- Data to use:
■ ■ ■ ■ ■ ■ ■
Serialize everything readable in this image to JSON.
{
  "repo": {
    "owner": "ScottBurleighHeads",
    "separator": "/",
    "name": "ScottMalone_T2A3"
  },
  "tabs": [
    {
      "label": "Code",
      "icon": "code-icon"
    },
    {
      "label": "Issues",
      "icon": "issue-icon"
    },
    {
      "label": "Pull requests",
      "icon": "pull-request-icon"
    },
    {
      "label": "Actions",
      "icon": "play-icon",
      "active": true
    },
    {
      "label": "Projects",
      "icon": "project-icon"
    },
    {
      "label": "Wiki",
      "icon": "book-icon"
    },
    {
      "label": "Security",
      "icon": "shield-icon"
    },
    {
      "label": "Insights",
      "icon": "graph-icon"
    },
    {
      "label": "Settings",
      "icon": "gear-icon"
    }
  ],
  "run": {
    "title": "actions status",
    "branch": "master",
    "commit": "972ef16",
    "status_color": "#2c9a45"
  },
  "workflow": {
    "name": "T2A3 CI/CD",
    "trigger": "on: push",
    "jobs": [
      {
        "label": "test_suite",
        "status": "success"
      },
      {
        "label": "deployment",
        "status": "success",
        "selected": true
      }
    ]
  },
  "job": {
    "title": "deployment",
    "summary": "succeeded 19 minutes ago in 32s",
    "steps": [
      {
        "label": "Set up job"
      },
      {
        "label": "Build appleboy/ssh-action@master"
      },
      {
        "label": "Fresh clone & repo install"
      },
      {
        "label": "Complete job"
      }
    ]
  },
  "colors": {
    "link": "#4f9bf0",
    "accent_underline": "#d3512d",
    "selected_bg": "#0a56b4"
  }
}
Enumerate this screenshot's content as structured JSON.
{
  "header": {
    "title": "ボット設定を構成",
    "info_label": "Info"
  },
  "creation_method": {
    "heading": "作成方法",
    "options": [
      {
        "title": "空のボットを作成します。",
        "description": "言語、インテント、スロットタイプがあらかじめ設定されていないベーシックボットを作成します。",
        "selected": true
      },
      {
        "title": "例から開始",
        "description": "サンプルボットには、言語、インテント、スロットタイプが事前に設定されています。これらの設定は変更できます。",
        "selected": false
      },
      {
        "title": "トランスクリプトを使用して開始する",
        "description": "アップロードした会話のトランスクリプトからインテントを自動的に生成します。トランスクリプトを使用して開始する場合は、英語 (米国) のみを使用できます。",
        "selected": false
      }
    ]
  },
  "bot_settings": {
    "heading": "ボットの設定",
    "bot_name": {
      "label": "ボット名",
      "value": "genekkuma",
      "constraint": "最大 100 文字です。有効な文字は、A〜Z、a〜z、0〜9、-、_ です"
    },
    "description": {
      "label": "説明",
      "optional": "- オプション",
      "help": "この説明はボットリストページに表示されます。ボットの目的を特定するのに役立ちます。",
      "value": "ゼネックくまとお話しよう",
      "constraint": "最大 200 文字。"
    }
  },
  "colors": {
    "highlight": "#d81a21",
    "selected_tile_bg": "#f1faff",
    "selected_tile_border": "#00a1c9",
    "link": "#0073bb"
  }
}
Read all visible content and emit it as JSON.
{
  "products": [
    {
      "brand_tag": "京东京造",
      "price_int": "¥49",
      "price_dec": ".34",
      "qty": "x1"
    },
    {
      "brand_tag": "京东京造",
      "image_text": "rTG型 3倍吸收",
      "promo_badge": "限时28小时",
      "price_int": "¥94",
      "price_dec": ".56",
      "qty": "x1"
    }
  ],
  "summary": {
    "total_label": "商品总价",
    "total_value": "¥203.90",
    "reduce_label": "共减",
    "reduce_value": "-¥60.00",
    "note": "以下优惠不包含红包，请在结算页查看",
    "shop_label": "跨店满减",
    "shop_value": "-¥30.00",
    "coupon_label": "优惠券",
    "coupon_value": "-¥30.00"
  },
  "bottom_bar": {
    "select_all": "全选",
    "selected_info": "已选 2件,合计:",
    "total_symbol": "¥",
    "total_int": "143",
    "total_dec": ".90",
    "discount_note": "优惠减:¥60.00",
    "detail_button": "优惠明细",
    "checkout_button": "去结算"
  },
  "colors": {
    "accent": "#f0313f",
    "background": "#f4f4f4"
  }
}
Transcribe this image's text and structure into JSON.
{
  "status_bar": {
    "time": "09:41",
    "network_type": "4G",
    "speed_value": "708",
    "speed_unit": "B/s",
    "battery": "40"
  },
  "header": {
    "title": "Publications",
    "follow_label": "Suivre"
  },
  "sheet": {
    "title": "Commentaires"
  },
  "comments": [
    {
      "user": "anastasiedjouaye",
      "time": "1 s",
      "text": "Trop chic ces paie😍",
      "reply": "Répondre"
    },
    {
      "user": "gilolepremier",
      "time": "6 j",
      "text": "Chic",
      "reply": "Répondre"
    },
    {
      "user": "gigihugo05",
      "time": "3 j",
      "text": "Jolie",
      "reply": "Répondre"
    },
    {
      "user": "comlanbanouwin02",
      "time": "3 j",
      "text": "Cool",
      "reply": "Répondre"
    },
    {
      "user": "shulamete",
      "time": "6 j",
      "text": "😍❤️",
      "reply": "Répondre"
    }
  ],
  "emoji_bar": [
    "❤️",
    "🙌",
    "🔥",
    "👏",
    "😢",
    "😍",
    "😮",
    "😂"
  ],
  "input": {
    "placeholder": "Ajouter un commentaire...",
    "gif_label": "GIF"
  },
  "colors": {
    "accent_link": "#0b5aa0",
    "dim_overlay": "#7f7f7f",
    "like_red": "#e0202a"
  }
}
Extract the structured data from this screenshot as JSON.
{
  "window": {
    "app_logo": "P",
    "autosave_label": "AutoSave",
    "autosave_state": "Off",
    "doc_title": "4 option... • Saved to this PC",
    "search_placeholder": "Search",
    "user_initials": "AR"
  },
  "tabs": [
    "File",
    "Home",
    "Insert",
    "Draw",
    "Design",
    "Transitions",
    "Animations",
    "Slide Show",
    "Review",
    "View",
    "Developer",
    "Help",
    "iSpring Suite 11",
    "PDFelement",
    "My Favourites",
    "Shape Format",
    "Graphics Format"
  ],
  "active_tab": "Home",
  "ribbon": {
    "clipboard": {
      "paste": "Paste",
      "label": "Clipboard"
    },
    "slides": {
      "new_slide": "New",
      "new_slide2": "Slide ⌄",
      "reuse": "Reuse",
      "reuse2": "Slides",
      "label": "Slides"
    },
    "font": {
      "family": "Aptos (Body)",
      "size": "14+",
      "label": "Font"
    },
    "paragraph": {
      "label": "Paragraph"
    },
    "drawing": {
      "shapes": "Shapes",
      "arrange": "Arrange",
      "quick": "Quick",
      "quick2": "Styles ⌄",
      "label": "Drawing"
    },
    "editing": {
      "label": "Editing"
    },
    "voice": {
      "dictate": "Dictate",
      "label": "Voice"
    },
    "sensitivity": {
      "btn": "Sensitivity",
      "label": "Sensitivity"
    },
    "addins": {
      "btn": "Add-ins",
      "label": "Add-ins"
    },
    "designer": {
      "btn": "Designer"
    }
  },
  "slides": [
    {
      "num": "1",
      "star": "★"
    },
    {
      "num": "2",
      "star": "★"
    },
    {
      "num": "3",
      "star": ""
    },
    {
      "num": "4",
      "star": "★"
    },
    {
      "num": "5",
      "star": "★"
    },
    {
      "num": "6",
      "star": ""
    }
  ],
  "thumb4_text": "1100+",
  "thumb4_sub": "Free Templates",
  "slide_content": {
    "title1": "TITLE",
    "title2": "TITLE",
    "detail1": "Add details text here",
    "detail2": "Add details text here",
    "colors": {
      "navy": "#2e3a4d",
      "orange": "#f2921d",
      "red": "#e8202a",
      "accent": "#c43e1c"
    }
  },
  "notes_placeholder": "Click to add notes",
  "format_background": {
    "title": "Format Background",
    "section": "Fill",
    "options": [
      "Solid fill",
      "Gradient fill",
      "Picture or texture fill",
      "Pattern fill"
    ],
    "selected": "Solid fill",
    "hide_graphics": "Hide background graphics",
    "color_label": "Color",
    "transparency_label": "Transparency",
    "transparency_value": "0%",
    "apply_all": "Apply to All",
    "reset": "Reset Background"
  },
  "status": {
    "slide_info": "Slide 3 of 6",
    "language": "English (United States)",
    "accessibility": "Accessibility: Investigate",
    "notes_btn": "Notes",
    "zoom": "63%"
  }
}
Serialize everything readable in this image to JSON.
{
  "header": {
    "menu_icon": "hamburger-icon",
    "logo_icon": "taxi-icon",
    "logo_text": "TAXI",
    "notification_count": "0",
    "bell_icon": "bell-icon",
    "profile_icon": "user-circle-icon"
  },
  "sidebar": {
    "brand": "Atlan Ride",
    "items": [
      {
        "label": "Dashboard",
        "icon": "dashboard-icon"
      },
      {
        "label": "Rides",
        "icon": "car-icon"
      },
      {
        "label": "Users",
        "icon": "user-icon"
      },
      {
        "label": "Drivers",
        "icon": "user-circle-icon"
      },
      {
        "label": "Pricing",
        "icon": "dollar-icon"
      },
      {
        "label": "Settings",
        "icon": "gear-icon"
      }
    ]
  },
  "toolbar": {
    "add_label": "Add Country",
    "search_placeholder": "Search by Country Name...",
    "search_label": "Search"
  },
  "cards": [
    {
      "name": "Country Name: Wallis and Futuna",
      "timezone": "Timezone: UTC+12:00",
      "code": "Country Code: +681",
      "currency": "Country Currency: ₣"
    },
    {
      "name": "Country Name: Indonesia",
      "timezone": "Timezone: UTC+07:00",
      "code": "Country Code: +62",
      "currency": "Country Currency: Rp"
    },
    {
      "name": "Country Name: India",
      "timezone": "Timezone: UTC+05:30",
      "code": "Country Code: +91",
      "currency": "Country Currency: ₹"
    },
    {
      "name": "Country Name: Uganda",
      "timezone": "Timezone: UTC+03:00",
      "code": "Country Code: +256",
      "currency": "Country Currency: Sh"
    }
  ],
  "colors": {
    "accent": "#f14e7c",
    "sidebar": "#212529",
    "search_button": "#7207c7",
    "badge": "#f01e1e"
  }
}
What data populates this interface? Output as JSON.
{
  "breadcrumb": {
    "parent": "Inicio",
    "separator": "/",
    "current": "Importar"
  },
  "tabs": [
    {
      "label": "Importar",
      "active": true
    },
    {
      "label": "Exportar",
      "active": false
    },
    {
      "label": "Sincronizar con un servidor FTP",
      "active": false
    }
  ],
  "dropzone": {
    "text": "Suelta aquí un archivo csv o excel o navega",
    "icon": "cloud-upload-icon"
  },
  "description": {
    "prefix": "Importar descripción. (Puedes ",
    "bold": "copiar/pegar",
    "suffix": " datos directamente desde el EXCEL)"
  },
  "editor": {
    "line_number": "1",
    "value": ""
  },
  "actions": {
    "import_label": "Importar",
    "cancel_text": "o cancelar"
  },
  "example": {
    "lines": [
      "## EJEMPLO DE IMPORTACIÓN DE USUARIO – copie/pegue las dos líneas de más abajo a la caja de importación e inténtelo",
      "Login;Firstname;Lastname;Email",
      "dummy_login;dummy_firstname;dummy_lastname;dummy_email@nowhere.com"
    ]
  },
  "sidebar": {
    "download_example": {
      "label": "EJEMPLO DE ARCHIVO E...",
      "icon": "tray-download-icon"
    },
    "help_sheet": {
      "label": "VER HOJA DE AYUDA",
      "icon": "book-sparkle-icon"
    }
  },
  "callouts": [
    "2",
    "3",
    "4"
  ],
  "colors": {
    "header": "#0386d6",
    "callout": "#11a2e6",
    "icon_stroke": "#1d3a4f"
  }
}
■ ■ ■ ■ ■ ■ ■
- Task directions: Pick out the lines above that hold the string "summary" and show them.

- Result for this task:
    "summary": "succeeded 19 minutes ago in 32s",
  "summary": {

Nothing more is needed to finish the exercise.